[Spatial annotation records]
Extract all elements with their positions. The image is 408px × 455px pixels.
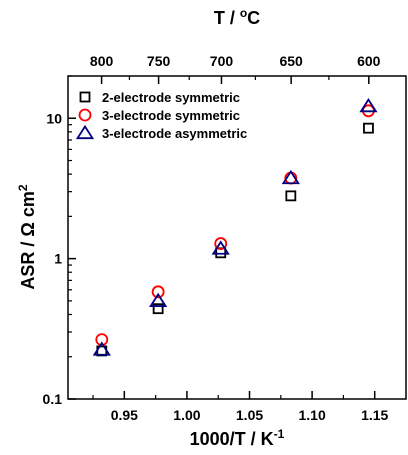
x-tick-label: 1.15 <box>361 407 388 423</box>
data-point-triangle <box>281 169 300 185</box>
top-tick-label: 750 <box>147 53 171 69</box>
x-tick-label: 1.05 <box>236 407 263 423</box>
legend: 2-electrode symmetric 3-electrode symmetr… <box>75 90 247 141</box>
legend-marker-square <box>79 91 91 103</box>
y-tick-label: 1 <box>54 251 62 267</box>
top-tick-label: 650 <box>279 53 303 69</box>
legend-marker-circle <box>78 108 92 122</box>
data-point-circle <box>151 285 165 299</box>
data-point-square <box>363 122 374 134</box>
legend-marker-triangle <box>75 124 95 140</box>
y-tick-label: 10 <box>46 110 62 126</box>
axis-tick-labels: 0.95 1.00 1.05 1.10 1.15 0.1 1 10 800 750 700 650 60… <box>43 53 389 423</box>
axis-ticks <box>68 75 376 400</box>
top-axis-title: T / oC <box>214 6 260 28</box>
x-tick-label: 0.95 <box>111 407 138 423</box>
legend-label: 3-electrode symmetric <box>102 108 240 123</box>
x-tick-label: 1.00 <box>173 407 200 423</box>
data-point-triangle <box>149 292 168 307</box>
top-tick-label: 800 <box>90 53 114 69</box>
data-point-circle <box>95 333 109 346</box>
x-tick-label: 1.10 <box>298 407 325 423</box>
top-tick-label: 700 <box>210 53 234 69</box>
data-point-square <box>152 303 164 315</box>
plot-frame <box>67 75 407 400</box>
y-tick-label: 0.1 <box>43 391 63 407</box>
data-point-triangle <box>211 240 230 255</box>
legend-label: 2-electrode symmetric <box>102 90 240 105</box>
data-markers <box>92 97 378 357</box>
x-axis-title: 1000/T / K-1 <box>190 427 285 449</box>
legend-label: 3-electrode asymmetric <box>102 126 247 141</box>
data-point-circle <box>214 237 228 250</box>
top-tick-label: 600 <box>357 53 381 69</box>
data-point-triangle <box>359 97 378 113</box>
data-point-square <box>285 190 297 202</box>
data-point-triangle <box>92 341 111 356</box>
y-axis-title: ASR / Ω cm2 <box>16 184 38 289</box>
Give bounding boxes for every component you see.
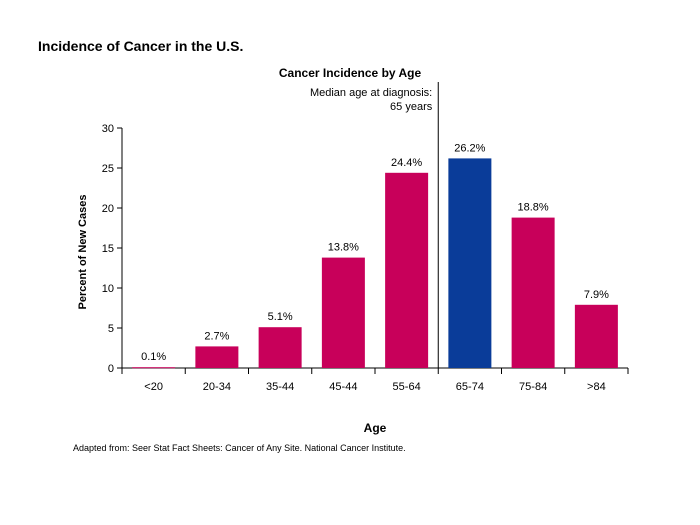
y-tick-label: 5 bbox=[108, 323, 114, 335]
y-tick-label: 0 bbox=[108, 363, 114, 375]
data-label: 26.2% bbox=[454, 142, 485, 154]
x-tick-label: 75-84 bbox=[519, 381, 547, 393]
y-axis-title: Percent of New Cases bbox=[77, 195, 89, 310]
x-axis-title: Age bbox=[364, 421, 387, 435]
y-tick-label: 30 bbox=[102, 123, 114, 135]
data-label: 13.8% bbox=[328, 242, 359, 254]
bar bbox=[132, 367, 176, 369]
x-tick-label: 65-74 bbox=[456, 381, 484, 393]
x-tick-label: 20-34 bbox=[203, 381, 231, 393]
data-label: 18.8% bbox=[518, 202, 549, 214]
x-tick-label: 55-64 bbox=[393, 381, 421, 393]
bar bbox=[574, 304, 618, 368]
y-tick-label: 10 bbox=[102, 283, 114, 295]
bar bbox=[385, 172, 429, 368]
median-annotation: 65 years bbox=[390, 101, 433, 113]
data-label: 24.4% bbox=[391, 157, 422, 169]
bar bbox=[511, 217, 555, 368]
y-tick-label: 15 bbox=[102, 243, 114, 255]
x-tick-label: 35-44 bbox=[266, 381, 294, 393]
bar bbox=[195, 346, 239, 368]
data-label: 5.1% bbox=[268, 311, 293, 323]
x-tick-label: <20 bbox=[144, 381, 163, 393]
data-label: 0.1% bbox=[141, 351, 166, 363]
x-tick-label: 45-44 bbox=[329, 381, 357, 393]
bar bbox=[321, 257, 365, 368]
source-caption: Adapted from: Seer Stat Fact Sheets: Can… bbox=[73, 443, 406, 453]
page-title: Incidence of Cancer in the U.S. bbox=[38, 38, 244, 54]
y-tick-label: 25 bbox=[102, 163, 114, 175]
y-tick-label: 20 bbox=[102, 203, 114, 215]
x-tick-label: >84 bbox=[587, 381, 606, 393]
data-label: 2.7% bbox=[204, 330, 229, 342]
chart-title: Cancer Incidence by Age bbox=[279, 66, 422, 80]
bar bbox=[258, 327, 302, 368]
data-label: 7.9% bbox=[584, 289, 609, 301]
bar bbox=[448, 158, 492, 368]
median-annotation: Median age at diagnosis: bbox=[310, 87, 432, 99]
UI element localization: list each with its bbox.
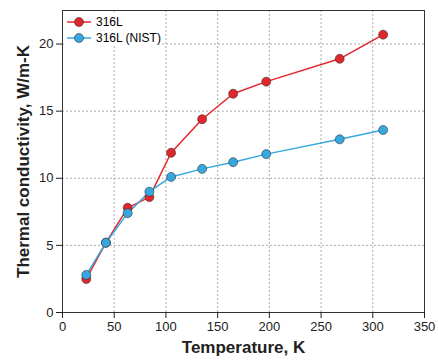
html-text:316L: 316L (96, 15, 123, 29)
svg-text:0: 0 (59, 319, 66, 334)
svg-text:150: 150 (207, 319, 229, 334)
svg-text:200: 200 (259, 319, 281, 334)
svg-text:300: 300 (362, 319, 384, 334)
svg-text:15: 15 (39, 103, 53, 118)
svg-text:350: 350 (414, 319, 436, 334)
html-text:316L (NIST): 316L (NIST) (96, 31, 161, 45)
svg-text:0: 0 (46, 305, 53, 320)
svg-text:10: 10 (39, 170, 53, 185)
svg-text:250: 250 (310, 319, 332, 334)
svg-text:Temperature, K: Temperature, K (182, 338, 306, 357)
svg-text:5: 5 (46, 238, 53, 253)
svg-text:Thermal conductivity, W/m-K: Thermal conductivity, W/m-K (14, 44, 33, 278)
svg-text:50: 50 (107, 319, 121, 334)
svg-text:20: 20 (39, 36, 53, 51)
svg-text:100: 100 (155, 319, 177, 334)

**AIM OF THE EXERCISE:** Please copy the rows from the one containing "x-tick-label: 1.15 <box>361 407 388 423</box>" through the one containing "Give bounding boxes", word for word.

**ANSWER TO THIS EXERCISE:**
x-tick-label: 1.15 <box>361 407 388 423</box>
data-point-triangle <box>281 169 300 185</box>
top-tick-label: 750 <box>147 53 171 69</box>
x-tick-label: 1.05 <box>236 407 263 423</box>
legend: 2-electrode symmetric 3-electrode symmetr… <box>75 90 247 141</box>
legend-marker-square <box>79 91 91 103</box>
y-tick-label: 1 <box>54 251 62 267</box>
top-tick-label: 650 <box>279 53 303 69</box>
legend-marker-circle <box>78 108 92 122</box>
data-point-circle <box>151 285 165 299</box>
data-point-square <box>363 122 374 134</box>
legend-marker-triangle <box>75 124 95 140</box>
y-tick-label: 10 <box>46 110 62 126</box>
axis-tick-labels: 0.95 1.00 1.05 1.10 1.15 0.1 1 10 800 750 700 650 60… <box>43 53 389 423</box>
axis-ticks <box>68 75 376 400</box>
top-axis-title: T / oC <box>214 6 260 28</box>
x-tick-label: 0.95 <box>111 407 138 423</box>
legend-label: 3-electrode symmetric <box>102 108 240 123</box>
x-tick-label: 1.00 <box>173 407 200 423</box>
data-point-triangle <box>149 292 168 307</box>
top-tick-label: 800 <box>90 53 114 69</box>
data-point-circle <box>95 333 109 346</box>
x-tick-label: 1.10 <box>298 407 325 423</box>
top-tick-label: 700 <box>210 53 234 69</box>
data-point-square <box>152 303 164 315</box>
plot-frame <box>67 75 407 400</box>
y-tick-label: 0.1 <box>43 391 63 407</box>
data-point-triangle <box>211 240 230 255</box>
legend-label: 2-electrode symmetric <box>102 90 240 105</box>
data-markers <box>92 97 378 357</box>
x-axis-title: 1000/T / K-1 <box>190 427 285 449</box>
legend-label: 3-electrode asymmetric <box>102 126 247 141</box>
data-point-circle <box>214 237 228 250</box>
top-tick-label: 600 <box>357 53 381 69</box>
data-point-triangle <box>359 97 378 113</box>
data-point-square <box>285 190 297 202</box>
data-point-triangle <box>92 341 111 356</box>
y-axis-title: ASR / Ω cm2 <box>16 184 38 289</box>
Give bounding boxes for every component you see.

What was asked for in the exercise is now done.